### Problem to work on
Pick out every line in the records below that contains the string "tick". Case counts.

### Given information
__________

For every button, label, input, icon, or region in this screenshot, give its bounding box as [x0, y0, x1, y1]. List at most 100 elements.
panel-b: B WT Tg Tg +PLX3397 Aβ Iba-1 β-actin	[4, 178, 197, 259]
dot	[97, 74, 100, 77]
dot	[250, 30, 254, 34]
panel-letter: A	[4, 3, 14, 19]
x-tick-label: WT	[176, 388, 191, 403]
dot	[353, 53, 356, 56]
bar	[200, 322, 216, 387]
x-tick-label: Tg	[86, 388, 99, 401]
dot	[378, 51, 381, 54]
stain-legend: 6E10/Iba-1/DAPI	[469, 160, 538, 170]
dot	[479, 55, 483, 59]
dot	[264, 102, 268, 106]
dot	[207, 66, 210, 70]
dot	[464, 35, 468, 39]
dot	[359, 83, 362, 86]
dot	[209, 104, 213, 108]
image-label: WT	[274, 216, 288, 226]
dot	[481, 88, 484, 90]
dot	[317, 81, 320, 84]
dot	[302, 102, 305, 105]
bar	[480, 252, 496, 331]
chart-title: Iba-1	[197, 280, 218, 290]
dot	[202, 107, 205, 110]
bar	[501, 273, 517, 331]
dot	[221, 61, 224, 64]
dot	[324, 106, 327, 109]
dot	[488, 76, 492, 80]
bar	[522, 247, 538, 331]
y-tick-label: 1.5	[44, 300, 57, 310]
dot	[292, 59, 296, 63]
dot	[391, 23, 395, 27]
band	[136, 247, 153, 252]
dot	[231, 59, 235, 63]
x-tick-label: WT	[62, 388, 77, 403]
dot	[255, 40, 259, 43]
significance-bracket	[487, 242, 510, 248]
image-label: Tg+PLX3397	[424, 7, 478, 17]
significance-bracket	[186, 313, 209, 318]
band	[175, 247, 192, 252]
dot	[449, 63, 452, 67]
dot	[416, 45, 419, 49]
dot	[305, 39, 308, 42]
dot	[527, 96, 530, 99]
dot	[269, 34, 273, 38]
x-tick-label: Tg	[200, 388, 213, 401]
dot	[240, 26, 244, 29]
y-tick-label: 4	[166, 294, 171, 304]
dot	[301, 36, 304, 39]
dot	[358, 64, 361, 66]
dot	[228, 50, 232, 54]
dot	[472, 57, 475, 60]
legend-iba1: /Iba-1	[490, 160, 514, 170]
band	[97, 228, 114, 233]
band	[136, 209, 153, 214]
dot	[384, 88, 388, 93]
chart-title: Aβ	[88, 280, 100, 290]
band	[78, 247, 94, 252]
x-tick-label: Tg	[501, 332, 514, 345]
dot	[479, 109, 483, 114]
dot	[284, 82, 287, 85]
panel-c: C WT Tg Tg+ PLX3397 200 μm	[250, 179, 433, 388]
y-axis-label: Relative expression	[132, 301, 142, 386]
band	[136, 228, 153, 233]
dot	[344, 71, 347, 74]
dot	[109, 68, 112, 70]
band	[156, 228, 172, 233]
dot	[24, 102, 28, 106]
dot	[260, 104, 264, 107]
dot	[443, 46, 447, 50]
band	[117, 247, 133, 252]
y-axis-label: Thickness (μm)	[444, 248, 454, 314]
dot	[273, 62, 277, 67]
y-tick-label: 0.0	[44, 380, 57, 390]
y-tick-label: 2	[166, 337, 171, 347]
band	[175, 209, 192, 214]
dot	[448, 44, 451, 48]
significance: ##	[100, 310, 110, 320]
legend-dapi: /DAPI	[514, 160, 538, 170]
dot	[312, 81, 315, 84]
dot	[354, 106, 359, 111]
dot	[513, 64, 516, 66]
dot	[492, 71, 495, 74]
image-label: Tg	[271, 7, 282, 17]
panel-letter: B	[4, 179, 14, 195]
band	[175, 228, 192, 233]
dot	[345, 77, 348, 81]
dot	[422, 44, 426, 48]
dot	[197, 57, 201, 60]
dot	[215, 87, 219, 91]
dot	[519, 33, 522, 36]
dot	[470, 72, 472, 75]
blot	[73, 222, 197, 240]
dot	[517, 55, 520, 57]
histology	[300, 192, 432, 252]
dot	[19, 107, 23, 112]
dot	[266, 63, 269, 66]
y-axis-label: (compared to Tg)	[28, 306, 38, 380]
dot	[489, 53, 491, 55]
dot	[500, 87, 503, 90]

__________

### Output of the task
x-tick-label: WT	[176, 388, 191, 403]
x-tick-label: Tg	[86, 388, 99, 401]
y-tick-label: 1.5	[44, 300, 57, 310]
x-tick-label: WT	[62, 388, 77, 403]
x-tick-label: Tg	[200, 388, 213, 401]
y-tick-label: 4	[166, 294, 171, 304]
x-tick-label: Tg	[501, 332, 514, 345]
y-tick-label: 0.0	[44, 380, 57, 390]
y-tick-label: 2	[166, 337, 171, 347]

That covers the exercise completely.